_TASK DIRECTIONS_
Every line with the word "What" in it should be extracted from the data that follows.

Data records
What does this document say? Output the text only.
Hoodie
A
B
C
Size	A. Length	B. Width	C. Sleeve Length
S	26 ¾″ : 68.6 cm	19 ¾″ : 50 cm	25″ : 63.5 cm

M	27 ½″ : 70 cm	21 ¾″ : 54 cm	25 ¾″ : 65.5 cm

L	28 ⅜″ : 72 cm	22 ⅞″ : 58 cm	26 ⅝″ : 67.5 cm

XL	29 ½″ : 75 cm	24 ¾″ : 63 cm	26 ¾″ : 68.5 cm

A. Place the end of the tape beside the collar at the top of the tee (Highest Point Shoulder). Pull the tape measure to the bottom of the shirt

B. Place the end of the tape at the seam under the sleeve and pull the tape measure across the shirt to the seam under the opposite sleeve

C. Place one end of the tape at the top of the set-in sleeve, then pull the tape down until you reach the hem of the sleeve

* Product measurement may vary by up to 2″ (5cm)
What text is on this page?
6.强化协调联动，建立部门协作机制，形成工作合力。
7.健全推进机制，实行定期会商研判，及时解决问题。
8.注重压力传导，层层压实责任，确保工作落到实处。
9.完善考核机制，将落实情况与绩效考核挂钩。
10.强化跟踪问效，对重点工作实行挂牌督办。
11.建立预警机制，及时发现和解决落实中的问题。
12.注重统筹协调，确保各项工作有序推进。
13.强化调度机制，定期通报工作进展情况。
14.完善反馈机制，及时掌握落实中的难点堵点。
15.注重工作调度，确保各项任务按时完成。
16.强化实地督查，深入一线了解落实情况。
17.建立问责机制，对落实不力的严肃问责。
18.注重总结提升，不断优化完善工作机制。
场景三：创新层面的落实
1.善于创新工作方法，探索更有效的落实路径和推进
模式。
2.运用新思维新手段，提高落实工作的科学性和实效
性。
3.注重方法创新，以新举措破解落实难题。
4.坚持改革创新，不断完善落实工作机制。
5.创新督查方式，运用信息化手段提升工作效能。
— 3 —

_THE COMPLETED TASK_
What does this document say? Output the text only.
What text is on this page?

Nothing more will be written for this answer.